Data shown =

··········

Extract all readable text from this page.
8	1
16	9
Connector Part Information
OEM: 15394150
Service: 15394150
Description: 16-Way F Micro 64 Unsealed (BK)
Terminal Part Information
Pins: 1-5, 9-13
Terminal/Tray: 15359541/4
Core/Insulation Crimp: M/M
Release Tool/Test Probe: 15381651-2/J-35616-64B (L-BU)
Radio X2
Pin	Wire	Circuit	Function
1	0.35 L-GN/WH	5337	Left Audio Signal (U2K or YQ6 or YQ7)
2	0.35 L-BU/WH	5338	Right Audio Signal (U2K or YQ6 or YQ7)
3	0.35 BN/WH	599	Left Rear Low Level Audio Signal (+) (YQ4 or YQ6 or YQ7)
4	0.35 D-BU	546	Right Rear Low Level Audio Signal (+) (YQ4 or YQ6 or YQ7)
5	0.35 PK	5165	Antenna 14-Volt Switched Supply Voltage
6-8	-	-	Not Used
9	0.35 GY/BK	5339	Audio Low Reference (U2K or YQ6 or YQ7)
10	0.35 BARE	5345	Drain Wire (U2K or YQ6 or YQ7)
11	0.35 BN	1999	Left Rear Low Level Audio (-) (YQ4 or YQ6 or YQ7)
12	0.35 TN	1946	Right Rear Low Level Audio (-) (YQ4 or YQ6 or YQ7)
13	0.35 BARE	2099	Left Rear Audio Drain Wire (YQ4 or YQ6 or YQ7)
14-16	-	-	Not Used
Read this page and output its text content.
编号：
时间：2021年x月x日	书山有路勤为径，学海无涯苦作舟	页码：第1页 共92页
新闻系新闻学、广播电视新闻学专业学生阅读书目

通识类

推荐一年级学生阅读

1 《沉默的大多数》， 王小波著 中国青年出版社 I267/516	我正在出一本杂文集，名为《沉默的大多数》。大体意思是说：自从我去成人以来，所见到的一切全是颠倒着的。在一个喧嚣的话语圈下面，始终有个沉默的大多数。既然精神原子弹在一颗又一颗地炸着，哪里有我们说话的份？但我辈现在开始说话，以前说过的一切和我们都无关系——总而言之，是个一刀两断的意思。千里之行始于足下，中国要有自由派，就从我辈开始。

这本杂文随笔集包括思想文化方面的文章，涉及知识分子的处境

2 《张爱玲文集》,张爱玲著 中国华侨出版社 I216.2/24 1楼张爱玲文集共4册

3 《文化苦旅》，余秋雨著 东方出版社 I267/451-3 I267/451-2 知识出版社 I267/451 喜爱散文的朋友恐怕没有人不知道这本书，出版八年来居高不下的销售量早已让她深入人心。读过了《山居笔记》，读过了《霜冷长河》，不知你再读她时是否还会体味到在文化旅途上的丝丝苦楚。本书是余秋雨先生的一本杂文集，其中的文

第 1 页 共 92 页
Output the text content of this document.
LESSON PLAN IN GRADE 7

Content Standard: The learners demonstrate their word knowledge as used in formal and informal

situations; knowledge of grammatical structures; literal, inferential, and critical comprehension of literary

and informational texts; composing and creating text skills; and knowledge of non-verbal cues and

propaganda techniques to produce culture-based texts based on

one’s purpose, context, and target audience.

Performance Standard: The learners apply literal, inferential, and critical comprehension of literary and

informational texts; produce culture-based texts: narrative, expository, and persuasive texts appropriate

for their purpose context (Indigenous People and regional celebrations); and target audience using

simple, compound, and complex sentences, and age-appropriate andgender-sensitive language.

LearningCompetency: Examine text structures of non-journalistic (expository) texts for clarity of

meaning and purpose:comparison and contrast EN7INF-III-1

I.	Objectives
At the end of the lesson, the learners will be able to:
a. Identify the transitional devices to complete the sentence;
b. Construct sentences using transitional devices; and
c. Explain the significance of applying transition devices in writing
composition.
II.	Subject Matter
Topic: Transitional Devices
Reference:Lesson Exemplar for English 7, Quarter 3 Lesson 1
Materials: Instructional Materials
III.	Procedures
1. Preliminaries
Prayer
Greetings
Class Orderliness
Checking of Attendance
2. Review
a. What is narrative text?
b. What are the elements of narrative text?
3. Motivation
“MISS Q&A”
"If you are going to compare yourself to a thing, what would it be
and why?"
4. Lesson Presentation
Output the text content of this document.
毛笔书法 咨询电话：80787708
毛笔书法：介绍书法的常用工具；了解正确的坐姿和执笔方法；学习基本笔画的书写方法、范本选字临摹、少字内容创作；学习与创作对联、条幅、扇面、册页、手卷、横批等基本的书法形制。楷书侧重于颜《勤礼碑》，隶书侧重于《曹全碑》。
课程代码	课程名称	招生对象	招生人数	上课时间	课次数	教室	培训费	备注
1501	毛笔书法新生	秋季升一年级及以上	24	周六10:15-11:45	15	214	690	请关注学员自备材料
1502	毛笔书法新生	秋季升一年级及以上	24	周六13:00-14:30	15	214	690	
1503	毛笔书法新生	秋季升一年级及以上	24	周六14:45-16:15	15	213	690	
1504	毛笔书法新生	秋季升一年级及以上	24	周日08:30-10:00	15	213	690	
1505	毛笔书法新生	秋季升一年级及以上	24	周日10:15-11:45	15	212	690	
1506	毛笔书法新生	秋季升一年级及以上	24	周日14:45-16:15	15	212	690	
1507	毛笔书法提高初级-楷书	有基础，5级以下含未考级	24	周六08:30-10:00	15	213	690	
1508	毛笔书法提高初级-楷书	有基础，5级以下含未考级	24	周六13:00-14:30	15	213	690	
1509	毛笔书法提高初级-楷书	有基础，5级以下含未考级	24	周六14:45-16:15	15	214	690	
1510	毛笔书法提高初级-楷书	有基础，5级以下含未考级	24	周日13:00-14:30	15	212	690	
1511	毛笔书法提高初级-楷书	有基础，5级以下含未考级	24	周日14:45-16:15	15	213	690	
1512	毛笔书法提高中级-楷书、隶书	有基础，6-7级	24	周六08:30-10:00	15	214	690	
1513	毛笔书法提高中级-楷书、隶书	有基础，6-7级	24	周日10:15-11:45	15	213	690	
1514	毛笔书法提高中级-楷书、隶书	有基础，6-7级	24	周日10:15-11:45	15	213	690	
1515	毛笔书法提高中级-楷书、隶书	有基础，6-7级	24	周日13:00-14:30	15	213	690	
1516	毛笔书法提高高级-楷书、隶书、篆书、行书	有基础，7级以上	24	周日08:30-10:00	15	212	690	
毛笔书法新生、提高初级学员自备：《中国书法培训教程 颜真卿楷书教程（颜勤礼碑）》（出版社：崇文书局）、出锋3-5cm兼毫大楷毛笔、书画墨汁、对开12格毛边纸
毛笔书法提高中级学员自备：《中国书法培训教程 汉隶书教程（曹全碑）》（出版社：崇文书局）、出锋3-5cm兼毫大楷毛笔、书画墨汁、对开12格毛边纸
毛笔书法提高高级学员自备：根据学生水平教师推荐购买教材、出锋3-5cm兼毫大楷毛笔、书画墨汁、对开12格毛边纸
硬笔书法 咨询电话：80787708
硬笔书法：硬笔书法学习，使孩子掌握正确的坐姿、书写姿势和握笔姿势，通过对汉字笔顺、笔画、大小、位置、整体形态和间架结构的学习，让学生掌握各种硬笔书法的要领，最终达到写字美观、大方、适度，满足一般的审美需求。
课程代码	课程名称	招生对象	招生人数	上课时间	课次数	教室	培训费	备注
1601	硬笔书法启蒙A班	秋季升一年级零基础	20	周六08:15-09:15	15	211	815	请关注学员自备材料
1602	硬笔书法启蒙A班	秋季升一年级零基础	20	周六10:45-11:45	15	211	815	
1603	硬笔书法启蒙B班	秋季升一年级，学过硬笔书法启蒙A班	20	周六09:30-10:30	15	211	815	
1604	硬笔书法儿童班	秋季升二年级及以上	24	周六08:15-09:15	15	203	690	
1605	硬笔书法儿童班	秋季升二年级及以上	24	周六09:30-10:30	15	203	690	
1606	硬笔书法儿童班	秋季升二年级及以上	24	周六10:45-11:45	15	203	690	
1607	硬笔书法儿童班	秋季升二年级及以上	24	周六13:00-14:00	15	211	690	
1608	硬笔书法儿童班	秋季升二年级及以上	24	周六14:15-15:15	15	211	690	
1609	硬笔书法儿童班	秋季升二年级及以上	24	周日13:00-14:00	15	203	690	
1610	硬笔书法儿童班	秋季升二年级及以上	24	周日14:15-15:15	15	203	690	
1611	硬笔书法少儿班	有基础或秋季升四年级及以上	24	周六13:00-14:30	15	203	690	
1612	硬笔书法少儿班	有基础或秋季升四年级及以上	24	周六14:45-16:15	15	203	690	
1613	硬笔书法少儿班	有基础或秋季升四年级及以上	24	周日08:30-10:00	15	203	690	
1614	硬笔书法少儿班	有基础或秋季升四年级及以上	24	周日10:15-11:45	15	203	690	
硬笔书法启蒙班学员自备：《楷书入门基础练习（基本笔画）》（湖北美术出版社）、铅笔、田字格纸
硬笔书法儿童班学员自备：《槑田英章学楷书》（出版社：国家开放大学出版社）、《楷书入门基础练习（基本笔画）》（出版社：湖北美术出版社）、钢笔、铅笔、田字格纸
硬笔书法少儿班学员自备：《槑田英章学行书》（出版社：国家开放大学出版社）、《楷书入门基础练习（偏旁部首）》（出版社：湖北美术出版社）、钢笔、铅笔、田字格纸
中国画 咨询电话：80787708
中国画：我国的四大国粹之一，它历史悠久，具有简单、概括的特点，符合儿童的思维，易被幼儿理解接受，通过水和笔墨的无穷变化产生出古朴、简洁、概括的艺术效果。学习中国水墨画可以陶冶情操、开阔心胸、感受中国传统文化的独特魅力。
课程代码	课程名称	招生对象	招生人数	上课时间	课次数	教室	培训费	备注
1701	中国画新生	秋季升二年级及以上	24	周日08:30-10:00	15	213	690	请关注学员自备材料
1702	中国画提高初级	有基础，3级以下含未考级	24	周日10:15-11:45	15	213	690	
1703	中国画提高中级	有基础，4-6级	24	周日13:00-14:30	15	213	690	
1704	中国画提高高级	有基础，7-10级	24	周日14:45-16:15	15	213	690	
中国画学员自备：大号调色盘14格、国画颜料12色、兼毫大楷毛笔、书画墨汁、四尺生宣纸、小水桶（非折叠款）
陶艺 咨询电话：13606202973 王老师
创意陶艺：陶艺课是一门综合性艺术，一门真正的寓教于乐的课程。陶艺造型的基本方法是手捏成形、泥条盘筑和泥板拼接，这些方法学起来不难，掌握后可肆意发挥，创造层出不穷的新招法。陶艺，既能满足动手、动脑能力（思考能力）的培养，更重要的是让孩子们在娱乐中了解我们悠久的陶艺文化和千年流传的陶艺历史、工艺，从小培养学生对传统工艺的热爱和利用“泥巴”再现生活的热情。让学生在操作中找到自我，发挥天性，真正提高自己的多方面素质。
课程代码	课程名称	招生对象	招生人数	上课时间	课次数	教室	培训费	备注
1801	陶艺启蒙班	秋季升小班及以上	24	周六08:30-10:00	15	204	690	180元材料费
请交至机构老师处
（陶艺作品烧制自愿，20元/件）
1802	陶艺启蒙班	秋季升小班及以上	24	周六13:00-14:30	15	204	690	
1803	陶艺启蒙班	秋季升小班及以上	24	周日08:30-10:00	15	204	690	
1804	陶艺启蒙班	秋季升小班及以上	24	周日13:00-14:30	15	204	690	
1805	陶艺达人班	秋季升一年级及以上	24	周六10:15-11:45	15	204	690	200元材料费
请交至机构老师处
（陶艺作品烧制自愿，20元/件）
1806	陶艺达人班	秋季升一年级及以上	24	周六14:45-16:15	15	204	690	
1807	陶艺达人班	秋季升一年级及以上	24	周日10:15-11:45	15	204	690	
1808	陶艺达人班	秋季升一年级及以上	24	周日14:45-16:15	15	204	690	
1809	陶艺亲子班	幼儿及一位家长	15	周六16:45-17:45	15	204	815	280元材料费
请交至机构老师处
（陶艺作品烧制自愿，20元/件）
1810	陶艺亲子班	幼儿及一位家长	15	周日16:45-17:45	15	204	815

··········

Task brief =
From the listing above, collect each line in which the string "Left" appears.

Completed exercise =
1	0.35 L-GN/WH	5337	Left Audio Signal (U2K or YQ6 or YQ7)
3	0.35 BN/WH	599	Left Rear Low Level Audio Signal (+) (YQ4 or YQ6 or YQ7)
11	0.35 BN	1999	Left Rear Low Level Audio (-) (YQ4 or YQ6 or YQ7)
13	0.35 BARE	2099	Left Rear Audio Drain Wire (YQ4 or YQ6 or YQ7)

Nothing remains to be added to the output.